### EXERCISE AIM
Within the records below, find each line that holds the string "category", then copy it.

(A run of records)
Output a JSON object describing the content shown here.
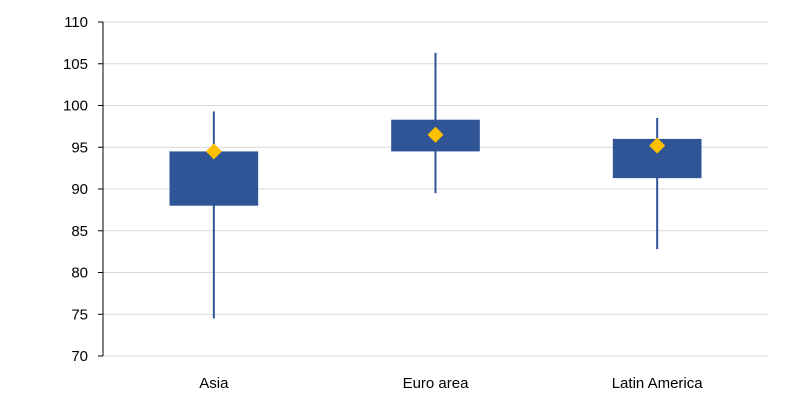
{
  "chart_data": {
    "type": "boxplot",
    "title": "",
    "xlabel": "",
    "ylabel": "",
    "ylim": [
      70,
      110
    ],
    "ytick_step": 5,
    "yticks": [
      "70",
      "75",
      "80",
      "85",
      "90",
      "95",
      "100",
      "105",
      "110"
    ],
    "grid": true,
    "legend": "none",
    "categories": [
      "Asia",
      "Euro area",
      "Latin America"
    ],
    "series": [
      {
        "category": "Asia",
        "whisker_low": 74.5,
        "box_low": 88.0,
        "box_high": 94.5,
        "whisker_high": 99.3,
        "marker": 94.5
      },
      {
        "category": "Euro area",
        "whisker_low": 89.5,
        "box_low": 94.5,
        "box_high": 98.3,
        "whisker_high": 106.3,
        "marker": 96.5
      },
      {
        "category": "Latin America",
        "whisker_low": 82.8,
        "box_low": 91.3,
        "box_high": 96.0,
        "whisker_high": 98.5,
        "marker": 95.2
      }
    ],
    "colors": {
      "box": "#2F5597",
      "whisker": "#2F5597",
      "marker": "#FFC000",
      "grid": "#D9D9D9",
      "axis": "#000000"
    }
  }
}
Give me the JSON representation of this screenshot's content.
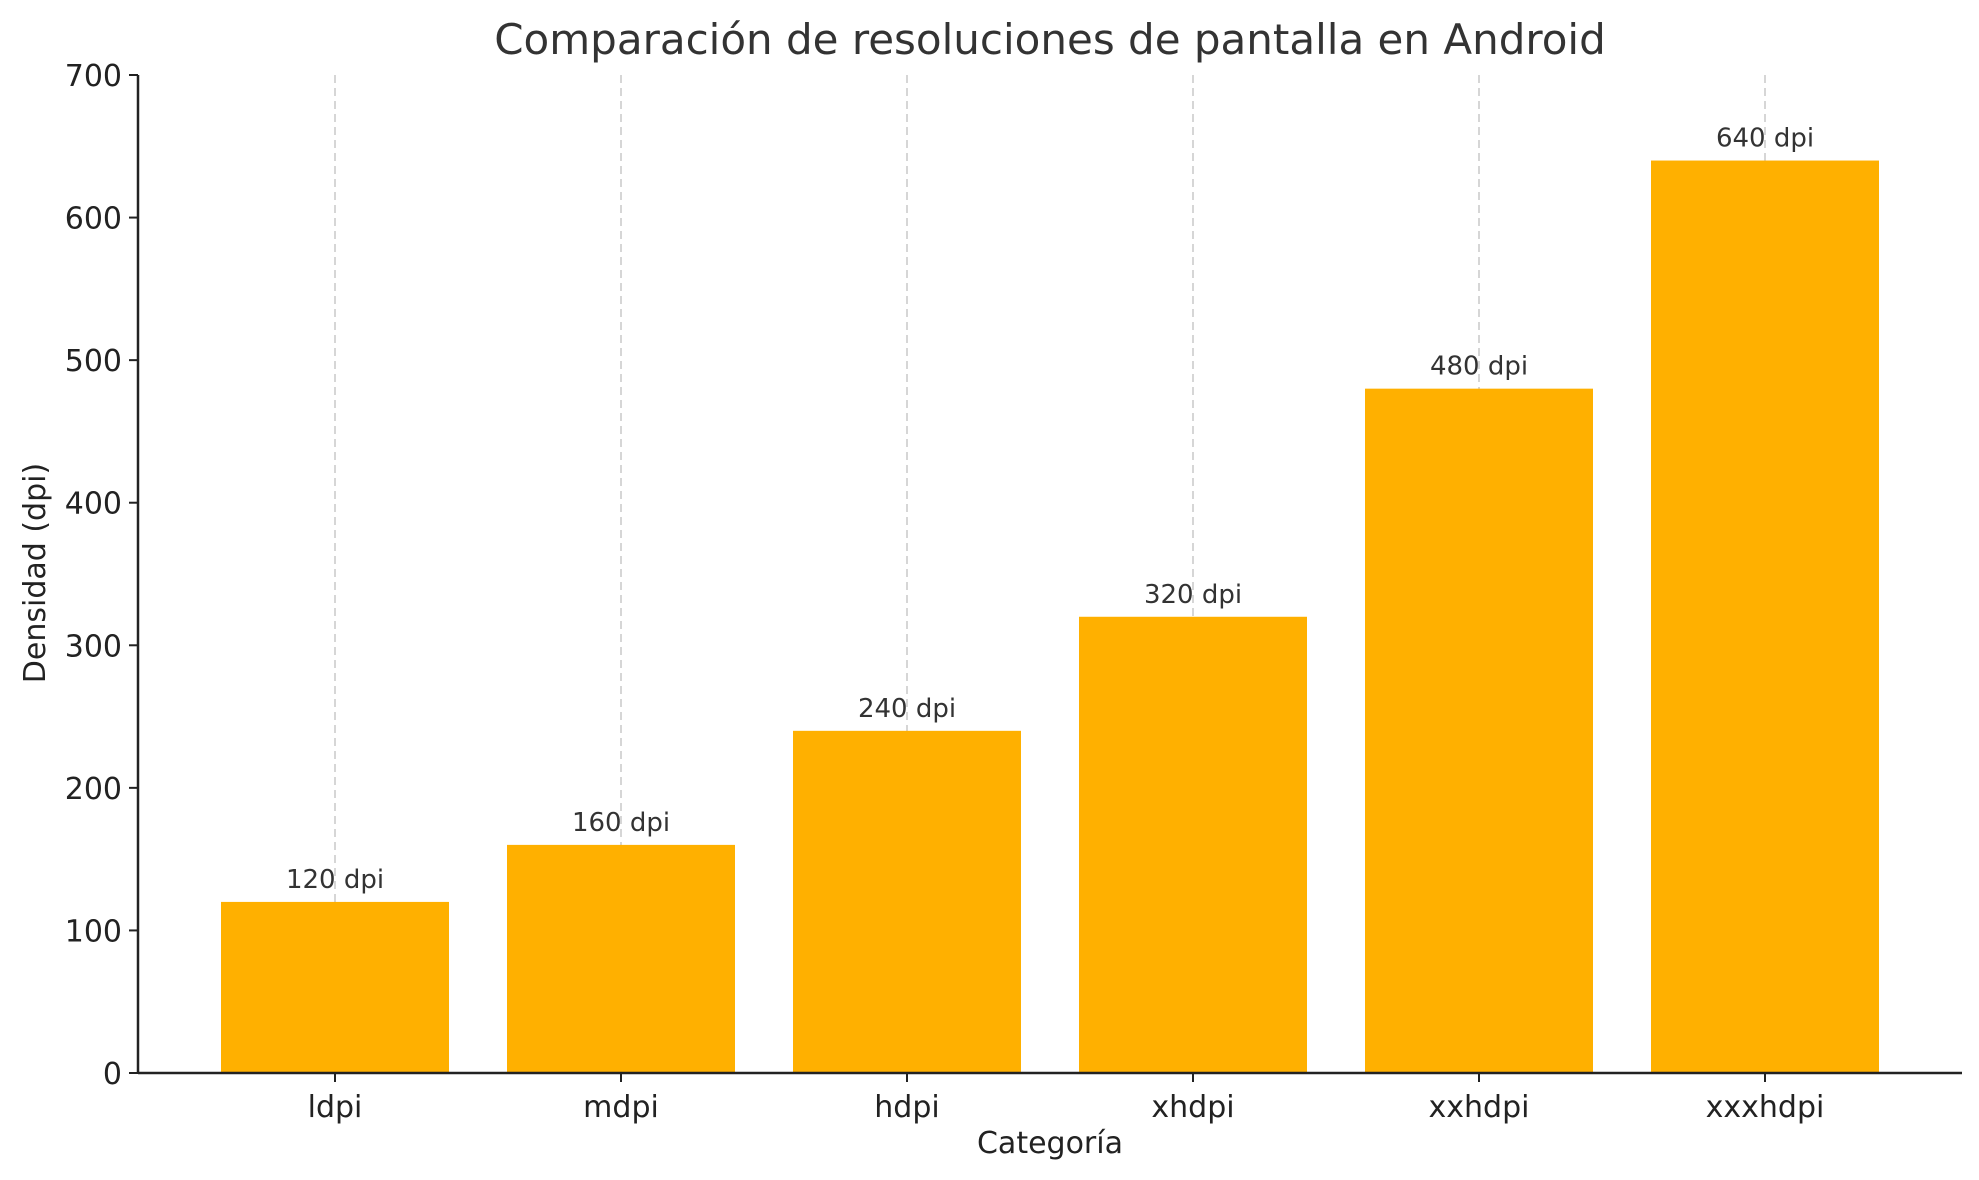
{
  "chart_data": {
    "type": "bar",
    "title": "Comparación de resoluciones de pantalla en Android",
    "xlabel": "Categoría",
    "ylabel": "Densidad (dpi)",
    "categories": [
      "ldpi",
      "mdpi",
      "hdpi",
      "xhdpi",
      "xxhdpi",
      "xxxhdpi"
    ],
    "values": [
      120,
      160,
      240,
      320,
      480,
      640
    ],
    "data_labels": [
      "120 dpi",
      "160 dpi",
      "240 dpi",
      "320 dpi",
      "480 dpi",
      "640 dpi"
    ],
    "ylim": [
      0,
      700
    ],
    "yticks": [
      0,
      100,
      200,
      300,
      400,
      500,
      600,
      700
    ],
    "grid": "vertical dashed",
    "bar_color": "#FFB000"
  }
}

### THE ANSWER
        "category": "Asia",
        "category": "Euro area",
        "category": "Latin America",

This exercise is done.